■ DATA SUPPLIED
- - -

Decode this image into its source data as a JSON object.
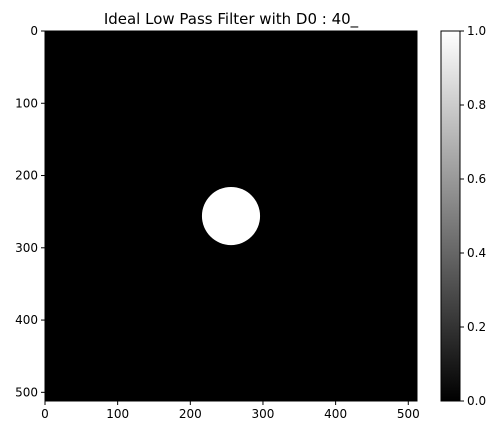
{
  "chart_data": {
    "type": "heatmap",
    "title": "Ideal Low Pass Filter with D0 : 40_",
    "xlabel": "",
    "ylabel": "",
    "image_size": [
      512,
      512
    ],
    "xlim": [
      0,
      512
    ],
    "ylim": [
      512,
      0
    ],
    "x_ticks": [
      0,
      100,
      200,
      300,
      400,
      500
    ],
    "y_ticks": [
      0,
      100,
      200,
      300,
      400,
      500
    ],
    "filter": {
      "center": [
        256,
        256
      ],
      "radius": 40,
      "inside_value": 1.0,
      "outside_value": 0.0
    },
    "colorbar": {
      "cmap": "gray",
      "range": [
        0.0,
        1.0
      ],
      "ticks": [
        "0.0",
        "0.2",
        "0.4",
        "0.6",
        "0.8",
        "1.0"
      ]
    }
  }
}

- - -

■ WRITTEN INSTRUCTION
Quote every line of the records above exactly; no picture is to be copied.

■ EXERCISE ANSWER
Decode this image into its source data as a JSON object.
{
  "chart_data": {
    "type": "heatmap",
    "title": "Ideal Low Pass Filter with D0 : 40_",
    "xlabel": "",
    "ylabel": "",
    "image_size": [
      512,
      512
    ],
    "xlim": [
      0,
      512
    ],
    "ylim": [
      512,
      0
    ],
    "x_ticks": [
      0,
      100,
      200,
      300,
      400,
      500
    ],
    "y_ticks": [
      0,
      100,
      200,
      300,
      400,
      500
    ],
    "filter": {
      "center": [
        256,
        256
      ],
      "radius": 40,
      "inside_value": 1.0,
      "outside_value": 0.0
    },
    "colorbar": {
      "cmap": "gray",
      "range": [
        0.0,
        1.0
      ],
      "ticks": [
        "0.0",
        "0.2",
        "0.4",
        "0.6",
        "0.8",
        "1.0"
      ]
    }
  }
}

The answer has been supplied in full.